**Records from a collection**
------------------------------------------------------------

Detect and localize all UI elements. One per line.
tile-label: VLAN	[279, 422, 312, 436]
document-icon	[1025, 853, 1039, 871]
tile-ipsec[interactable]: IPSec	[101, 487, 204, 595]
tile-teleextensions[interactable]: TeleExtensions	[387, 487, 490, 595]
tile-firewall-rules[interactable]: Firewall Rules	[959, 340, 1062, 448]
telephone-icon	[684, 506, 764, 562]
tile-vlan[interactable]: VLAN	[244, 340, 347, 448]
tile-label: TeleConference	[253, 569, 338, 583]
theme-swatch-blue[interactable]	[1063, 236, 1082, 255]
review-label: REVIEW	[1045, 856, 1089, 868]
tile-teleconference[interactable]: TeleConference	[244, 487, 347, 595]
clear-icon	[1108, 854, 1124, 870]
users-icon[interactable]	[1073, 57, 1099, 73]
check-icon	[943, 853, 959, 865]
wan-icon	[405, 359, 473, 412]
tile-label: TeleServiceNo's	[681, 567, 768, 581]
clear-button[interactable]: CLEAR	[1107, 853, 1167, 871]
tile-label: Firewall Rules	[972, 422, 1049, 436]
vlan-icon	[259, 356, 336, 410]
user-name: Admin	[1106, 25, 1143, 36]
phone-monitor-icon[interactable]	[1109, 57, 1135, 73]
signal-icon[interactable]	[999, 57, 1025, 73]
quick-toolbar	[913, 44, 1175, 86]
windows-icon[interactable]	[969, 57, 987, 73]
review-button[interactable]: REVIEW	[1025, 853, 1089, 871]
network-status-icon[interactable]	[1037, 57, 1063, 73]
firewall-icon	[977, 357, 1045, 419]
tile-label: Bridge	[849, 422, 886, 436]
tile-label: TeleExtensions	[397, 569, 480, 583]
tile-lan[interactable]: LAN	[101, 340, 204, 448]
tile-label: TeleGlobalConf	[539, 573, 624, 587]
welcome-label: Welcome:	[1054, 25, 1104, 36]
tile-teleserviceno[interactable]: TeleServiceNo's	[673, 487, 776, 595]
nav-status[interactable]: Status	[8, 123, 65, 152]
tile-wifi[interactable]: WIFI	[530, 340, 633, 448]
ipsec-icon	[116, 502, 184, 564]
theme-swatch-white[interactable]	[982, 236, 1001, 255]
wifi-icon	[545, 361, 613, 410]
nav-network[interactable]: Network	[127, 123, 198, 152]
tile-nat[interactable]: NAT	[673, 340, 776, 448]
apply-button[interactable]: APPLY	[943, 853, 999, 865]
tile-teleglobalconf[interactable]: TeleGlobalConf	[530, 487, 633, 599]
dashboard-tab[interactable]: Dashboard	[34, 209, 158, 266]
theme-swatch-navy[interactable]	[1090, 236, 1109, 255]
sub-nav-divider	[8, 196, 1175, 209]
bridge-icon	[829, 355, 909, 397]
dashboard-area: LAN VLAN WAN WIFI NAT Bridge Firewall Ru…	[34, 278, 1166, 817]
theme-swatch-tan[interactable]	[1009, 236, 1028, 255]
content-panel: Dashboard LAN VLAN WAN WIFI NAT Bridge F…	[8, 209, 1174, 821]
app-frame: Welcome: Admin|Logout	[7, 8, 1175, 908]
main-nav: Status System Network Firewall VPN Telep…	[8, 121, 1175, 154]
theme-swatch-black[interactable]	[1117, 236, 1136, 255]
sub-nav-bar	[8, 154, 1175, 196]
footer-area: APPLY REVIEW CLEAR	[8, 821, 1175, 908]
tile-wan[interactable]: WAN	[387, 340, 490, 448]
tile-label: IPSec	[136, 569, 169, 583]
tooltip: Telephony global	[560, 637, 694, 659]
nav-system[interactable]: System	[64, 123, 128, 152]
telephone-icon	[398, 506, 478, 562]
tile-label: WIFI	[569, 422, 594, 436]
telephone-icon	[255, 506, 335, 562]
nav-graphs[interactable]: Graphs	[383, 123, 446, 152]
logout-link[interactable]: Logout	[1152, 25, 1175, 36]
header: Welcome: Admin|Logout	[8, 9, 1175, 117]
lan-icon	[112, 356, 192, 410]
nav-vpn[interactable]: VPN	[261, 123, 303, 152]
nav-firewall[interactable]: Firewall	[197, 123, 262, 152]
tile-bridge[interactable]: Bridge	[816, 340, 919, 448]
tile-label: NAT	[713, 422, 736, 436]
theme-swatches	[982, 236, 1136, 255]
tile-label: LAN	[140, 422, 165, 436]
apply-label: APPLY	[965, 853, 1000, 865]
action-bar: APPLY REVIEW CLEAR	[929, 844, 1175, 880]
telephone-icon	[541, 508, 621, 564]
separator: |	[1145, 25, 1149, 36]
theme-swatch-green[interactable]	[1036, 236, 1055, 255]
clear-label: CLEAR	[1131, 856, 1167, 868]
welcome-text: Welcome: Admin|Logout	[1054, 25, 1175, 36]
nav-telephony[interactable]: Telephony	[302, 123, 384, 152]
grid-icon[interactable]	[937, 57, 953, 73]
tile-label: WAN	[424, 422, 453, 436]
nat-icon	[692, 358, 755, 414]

------------------------------------------------------------

Copy the material above without any change, from its first line down to and including the line that holds "357, 1045, 419]".

Detect and localize all UI elements. One per line.
tile-label: VLAN	[279, 422, 312, 436]
document-icon	[1025, 853, 1039, 871]
tile-ipsec[interactable]: IPSec	[101, 487, 204, 595]
tile-teleextensions[interactable]: TeleExtensions	[387, 487, 490, 595]
tile-firewall-rules[interactable]: Firewall Rules	[959, 340, 1062, 448]
telephone-icon	[684, 506, 764, 562]
tile-vlan[interactable]: VLAN	[244, 340, 347, 448]
tile-label: TeleConference	[253, 569, 338, 583]
theme-swatch-blue[interactable]	[1063, 236, 1082, 255]
review-label: REVIEW	[1045, 856, 1089, 868]
tile-teleconference[interactable]: TeleConference	[244, 487, 347, 595]
clear-icon	[1108, 854, 1124, 870]
users-icon[interactable]	[1073, 57, 1099, 73]
check-icon	[943, 853, 959, 865]
wan-icon	[405, 359, 473, 412]
tile-label: TeleServiceNo's	[681, 567, 768, 581]
clear-button[interactable]: CLEAR	[1107, 853, 1167, 871]
tile-label: Firewall Rules	[972, 422, 1049, 436]
vlan-icon	[259, 356, 336, 410]
user-name: Admin	[1106, 25, 1143, 36]
phone-monitor-icon[interactable]	[1109, 57, 1135, 73]
signal-icon[interactable]	[999, 57, 1025, 73]
quick-toolbar	[913, 44, 1175, 86]
windows-icon[interactable]	[969, 57, 987, 73]
review-button[interactable]: REVIEW	[1025, 853, 1089, 871]
network-status-icon[interactable]	[1037, 57, 1063, 73]
firewall-icon	[977, 357, 1045, 419]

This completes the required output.